*Given exercise*.
Can you output the material exactly as written, minus any pictures it holds?

*Record set*.
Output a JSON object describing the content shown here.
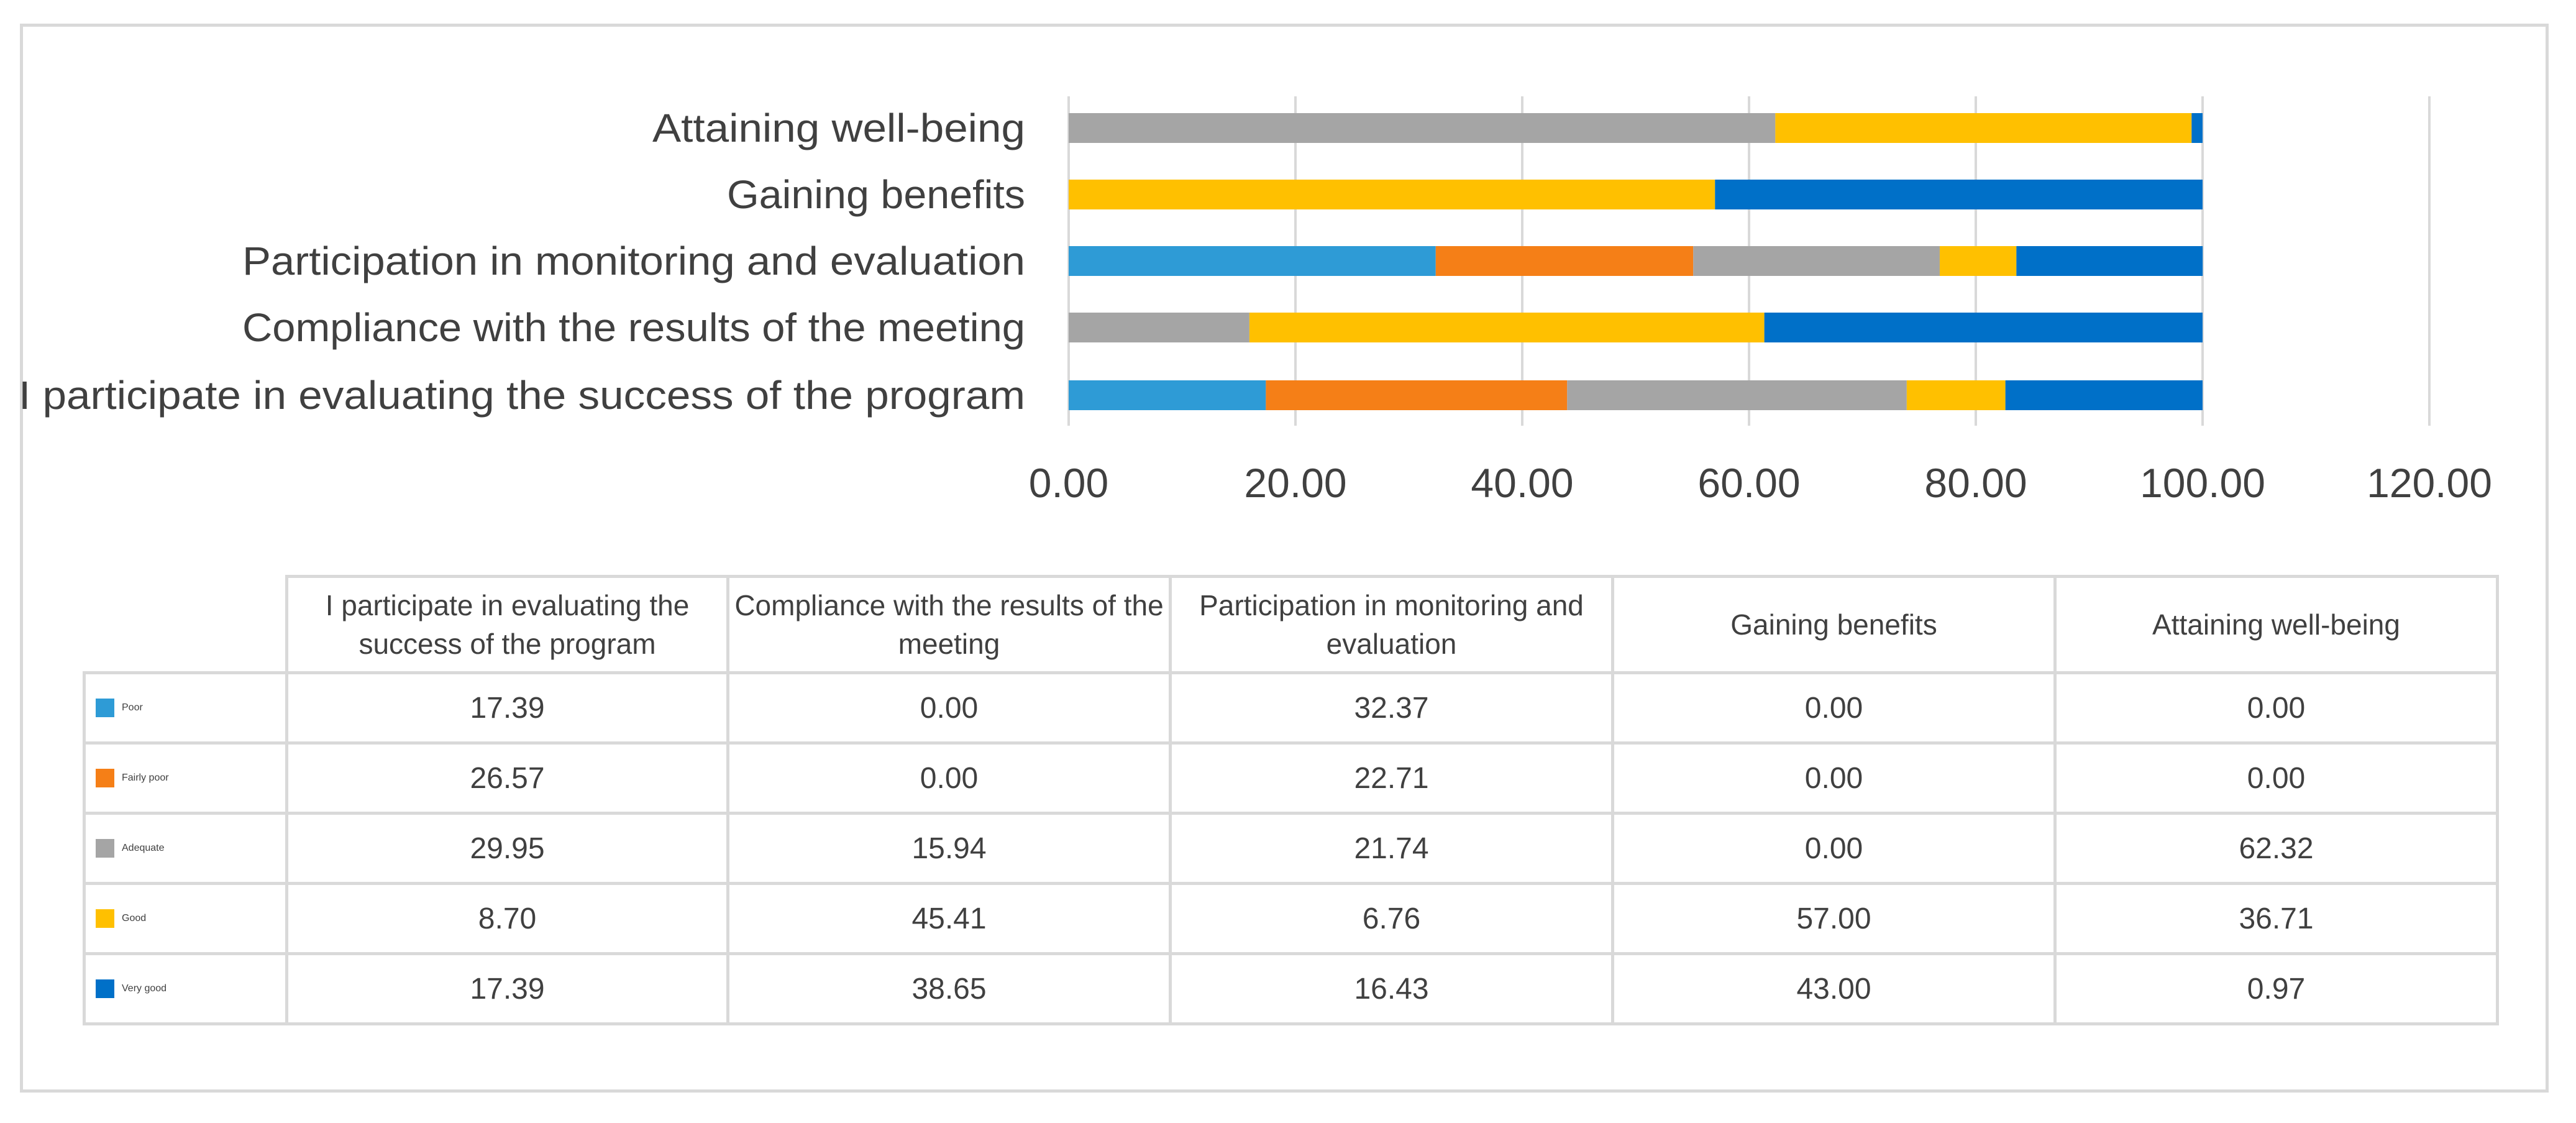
{
  "chart_data": {
    "type": "bar",
    "orientation": "horizontal",
    "stacked": true,
    "categories": [
      "I participate in evaluating the success of the program",
      "Compliance with the results of the meeting",
      "Participation in monitoring and evaluation",
      "Gaining benefits",
      "Attaining well-being"
    ],
    "table_headers": [
      "I participate in evaluating the success of the program",
      "Compliance with the results of the meeting",
      "Participation in monitoring and evaluation",
      "Gaining benefits",
      "Attaining well-being"
    ],
    "series": [
      {
        "name": "Poor",
        "color": "#2e9bd6",
        "values": [
          17.39,
          0.0,
          32.37,
          0.0,
          0.0
        ],
        "labels": [
          "17.39",
          "0.00",
          "32.37",
          "0.00",
          "0.00"
        ]
      },
      {
        "name": "Fairly poor",
        "color": "#f57f17",
        "values": [
          26.57,
          0.0,
          22.71,
          0.0,
          0.0
        ],
        "labels": [
          "26.57",
          "0.00",
          "22.71",
          "0.00",
          "0.00"
        ]
      },
      {
        "name": "Adequate",
        "color": "#a5a5a5",
        "values": [
          29.95,
          15.94,
          21.74,
          0.0,
          62.32
        ],
        "labels": [
          "29.95",
          "15.94",
          "21.74",
          "0.00",
          "62.32"
        ]
      },
      {
        "name": "Good",
        "color": "#ffc000",
        "values": [
          8.7,
          45.41,
          6.76,
          57.0,
          36.71
        ],
        "labels": [
          "8.70",
          "45.41",
          "6.76",
          "57.00",
          "36.71"
        ]
      },
      {
        "name": "Very good",
        "color": "#0070c8",
        "values": [
          17.39,
          38.65,
          16.43,
          43.0,
          0.97
        ],
        "labels": [
          "17.39",
          "38.65",
          "16.43",
          "43.00",
          "0.97"
        ]
      }
    ],
    "xlim": [
      0,
      120
    ],
    "xticks": [
      0,
      20,
      40,
      60,
      80,
      100,
      120
    ],
    "xtick_labels": [
      "0.00",
      "20.00",
      "40.00",
      "60.00",
      "80.00",
      "100.00",
      "120.00"
    ],
    "grid": true,
    "title": "",
    "xlabel": "",
    "ylabel": "",
    "legend": "data-table"
  }
}
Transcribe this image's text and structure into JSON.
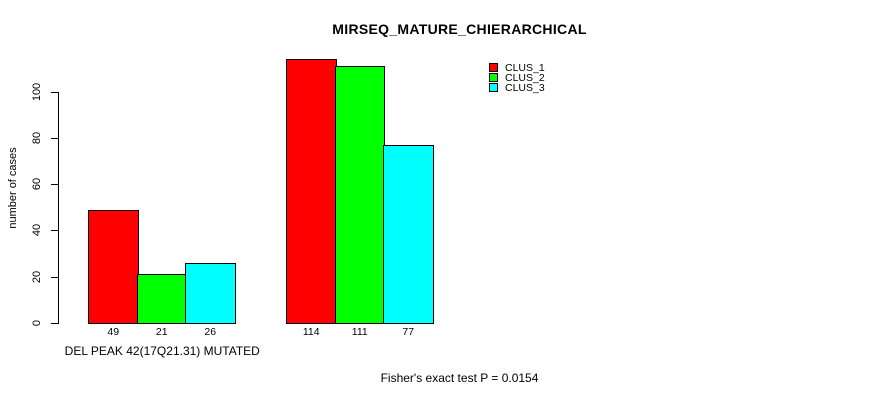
{
  "chart_data": {
    "type": "bar",
    "title": "MIRSEQ_MATURE_CHIERARCHICAL",
    "ylabel": "number of cases",
    "xlabel": "",
    "footnote": "Fisher's exact test P = 0.0154",
    "categories": [
      "DEL PEAK 42(17Q21.31) MUTATED",
      ""
    ],
    "series": [
      {
        "name": "CLUS_1",
        "color": "#ff0000",
        "values": [
          49,
          114
        ]
      },
      {
        "name": "CLUS_2",
        "color": "#00ff00",
        "values": [
          21,
          111
        ]
      },
      {
        "name": "CLUS_3",
        "color": "#00ffff",
        "values": [
          26,
          77
        ]
      }
    ],
    "yticks": [
      0,
      20,
      40,
      60,
      80,
      100
    ],
    "ylim": [
      0,
      100
    ],
    "grid": false,
    "grouped": true,
    "bar_value_labels_shown": true,
    "legend_position": "top-right",
    "background": "#ffffff",
    "bar_outline_color": "#000000"
  }
}
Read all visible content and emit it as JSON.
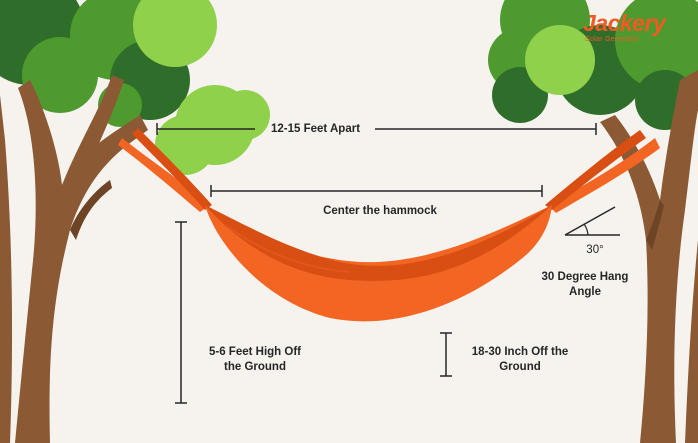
{
  "brand": {
    "name": "Jackery",
    "tagline": "Solar Generator"
  },
  "labels": {
    "apart": "12-15 Feet Apart",
    "center": "Center the hammock",
    "angle_value": "30°",
    "angle_line1": "30 Degree Hang",
    "angle_line2": "Angle",
    "height_line1": "5-6 Feet High Off",
    "height_line2": "the Ground",
    "ground_line1": "18-30 Inch Off the",
    "ground_line2": "Ground"
  },
  "colors": {
    "background": "#f6f3ee",
    "trunk": "#8b5a34",
    "trunk_dark": "#6e4427",
    "leaf_dark": "#2f6e2a",
    "leaf_mid": "#4e9a2f",
    "leaf_light": "#8fd14a",
    "hammock": "#f26522",
    "hammock_dark": "#d94e12",
    "brand": "#f15a22",
    "line": "#262626"
  }
}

*Correct response*.
Output a JSON object describing the content shown here.
{
  "chart_data": {
    "type": "bar",
    "orientation": "horizontal",
    "stacked": true,
    "categories": [
      "I participate in evaluating the success of the program",
      "Compliance with the results of the meeting",
      "Participation in monitoring and evaluation",
      "Gaining benefits",
      "Attaining well-being"
    ],
    "table_headers": [
      "I participate in evaluating the success of the program",
      "Compliance with the results of the meeting",
      "Participation in monitoring and evaluation",
      "Gaining benefits",
      "Attaining well-being"
    ],
    "series": [
      {
        "name": "Poor",
        "color": "#2e9bd6",
        "values": [
          17.39,
          0.0,
          32.37,
          0.0,
          0.0
        ],
        "labels": [
          "17.39",
          "0.00",
          "32.37",
          "0.00",
          "0.00"
        ]
      },
      {
        "name": "Fairly poor",
        "color": "#f57f17",
        "values": [
          26.57,
          0.0,
          22.71,
          0.0,
          0.0
        ],
        "labels": [
          "26.57",
          "0.00",
          "22.71",
          "0.00",
          "0.00"
        ]
      },
      {
        "name": "Adequate",
        "color": "#a5a5a5",
        "values": [
          29.95,
          15.94,
          21.74,
          0.0,
          62.32
        ],
        "labels": [
          "29.95",
          "15.94",
          "21.74",
          "0.00",
          "62.32"
        ]
      },
      {
        "name": "Good",
        "color": "#ffc000",
        "values": [
          8.7,
          45.41,
          6.76,
          57.0,
          36.71
        ],
        "labels": [
          "8.70",
          "45.41",
          "6.76",
          "57.00",
          "36.71"
        ]
      },
      {
        "name": "Very good",
        "color": "#0070c8",
        "values": [
          17.39,
          38.65,
          16.43,
          43.0,
          0.97
        ],
        "labels": [
          "17.39",
          "38.65",
          "16.43",
          "43.00",
          "0.97"
        ]
      }
    ],
    "xlim": [
      0,
      120
    ],
    "xticks": [
      0,
      20,
      40,
      60,
      80,
      100,
      120
    ],
    "xtick_labels": [
      "0.00",
      "20.00",
      "40.00",
      "60.00",
      "80.00",
      "100.00",
      "120.00"
    ],
    "grid": true,
    "title": "",
    "xlabel": "",
    "ylabel": "",
    "legend": "data-table"
  }
}
Transcribe this image's text and structure into JSON.
{
  "chart_data": {
    "type": "bar",
    "title": "MIRSEQ_MATURE_CHIERARCHICAL",
    "ylabel": "number of cases",
    "xlabel": "",
    "footnote": "Fisher's exact test P = 0.0154",
    "categories": [
      "DEL PEAK 42(17Q21.31) MUTATED",
      ""
    ],
    "series": [
      {
        "name": "CLUS_1",
        "color": "#ff0000",
        "values": [
          49,
          114
        ]
      },
      {
        "name": "CLUS_2",
        "color": "#00ff00",
        "values": [
          21,
          111
        ]
      },
      {
        "name": "CLUS_3",
        "color": "#00ffff",
        "values": [
          26,
          77
        ]
      }
    ],
    "yticks": [
      0,
      20,
      40,
      60,
      80,
      100
    ],
    "ylim": [
      0,
      100
    ],
    "grid": false,
    "grouped": true,
    "bar_value_labels_shown": true,
    "legend_position": "top-right",
    "background": "#ffffff",
    "bar_outline_color": "#000000"
  }
}
Read all visible content and emit it as JSON.
{
  "brand": {
    "name": "Jackery",
    "tagline": "Solar Generator"
  },
  "labels": {
    "apart": "12-15 Feet Apart",
    "center": "Center the hammock",
    "angle_value": "30°",
    "angle_line1": "30 Degree Hang",
    "angle_line2": "Angle",
    "height_line1": "5-6 Feet High Off",
    "height_line2": "the Ground",
    "ground_line1": "18-30 Inch Off the",
    "ground_line2": "Ground"
  },
  "colors": {
    "background": "#f6f3ee",
    "trunk": "#8b5a34",
    "trunk_dark": "#6e4427",
    "leaf_dark": "#2f6e2a",
    "leaf_mid": "#4e9a2f",
    "leaf_light": "#8fd14a",
    "hammock": "#f26522",
    "hammock_dark": "#d94e12",
    "brand": "#f15a22",
    "line": "#262626"
  }
}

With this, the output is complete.